Document excerpt:
There are also moments of stunning natural beauty that would make Terrence Malick proud. Alone, these shots would inspire wonder, but in the context of this film they make us feel more forlorn, as if the ugliness of man is encroaching on the natural beauty of the world.
Perhaps the most noteworthy thing about 12 Years a Slave is the way that it portrays slavery itself. Instead of taking the easy way out and limiting his exploration of the topic solely to the slaves, Steve McQueen increases the scope and we see how it affects those who profited by it. Take Benedict Cumberbatch's character. A seemingly decent and caring man who treats his slaves with some semblance of respect and kindness. He comes off as a relatively good man who is trapped within the powerful confines of the institution of slavery. In 12 Years a Slave, slavery is shown as a horrifying and destructive social construct that drains the humanity from everyone it touches, turning good men into moral quandaries, turning flawed men into monsters, and turning an entire race of people into livestock and tools.
To watch 12 Years a Slave is to be confronted with the grim reality of slavery in a way that's never been done before. To say this is the best film ever made about slavery feels trivial, as slavery is a subject in film that has been shown with naive romanticism from films like Gone With the Wind or silly exploitation from something like Django Unchained. Both of which serve to make the topic digestible. To watch 12 Years a Slave is to experience a level of despair and misery that can become overwhelming. It's a film of such ugliness, such blunt emotional trauma, that it may haunt you for hours if not days after seeing it. So why should you watch a film that could leave you reeling and devastated? Because, it's also one of the greatest cinematic achievements of our time.
Some films simply have it; that deep connective tissue between the audience and the main characters that make you care almost beyond bearing for them. To make you Care about their fates and their plight in a way that is truly rare and special. Grave of the Fireflies is among those films.
Grave of the Fireflies is an incredible animated film about two siblings struggling to survive war-torn Japan during the tail end of World War II after being made orphans by the war. It is about their struggles, their plights, and their love for one another. It is also well known as being one of the saddest films ever made. It also might change the way you look at animated films.
While the film is indeed incredibly sad. There are moments of beauty, levity and humor. The relationship between the siblings is treated with an unequaled tenderness. But because of how the film begins all of these moments occur under the shadow of inevitable tragedy and alter the way you will feel from these moments.

Set tasks:
1. In the film reviews, reproduce the passage from "Perhaps the most" to "livestock and tools." word for word.
2. The film reviews say that the moments of beauty, levity and humor in Grave of the Fireflies are felt differently. Explain why in one to three sentences.

Supplied information:
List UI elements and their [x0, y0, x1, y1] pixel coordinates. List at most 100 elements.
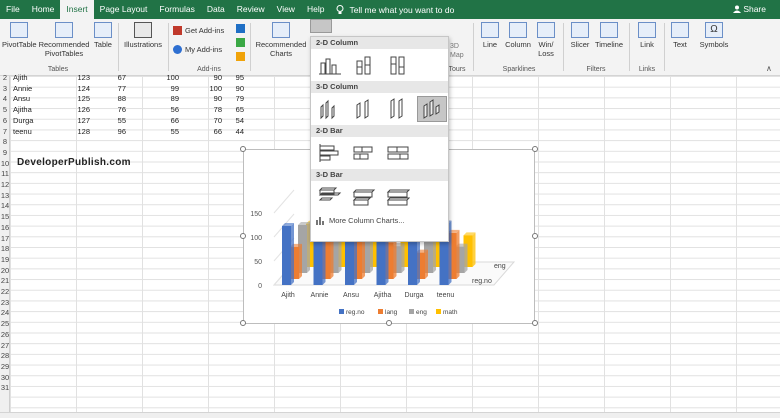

Results for each task:
1.
Perhaps the most noteworthy thing about 12 Years a Slave is the way that it portrays slavery itself. Instead of taking the easy way out and limiting his exploration of the topic solely to the slaves, Steve McQueen increases the scope and we see how it affects those who profited by it. Take Benedict Cumberbatch's character. A seemingly decent and caring man who treats his slaves with some semblance of respect and kindness. He comes off as a relatively good man who is trapped within the powerful confines of the institution of slavery. In 12 Years a Slave, slavery is shown as a horrifying and destructive social construct that drains the humanity from everyone it touches, turning good men into moral quandaries, turning flawed men into monsters, and turning an entire race of people into livestock and tools.

2. Because of how the film begins, all of those moments happen under the shadow of inevitable tragedy. That shadow changes the way a viewer feels about them.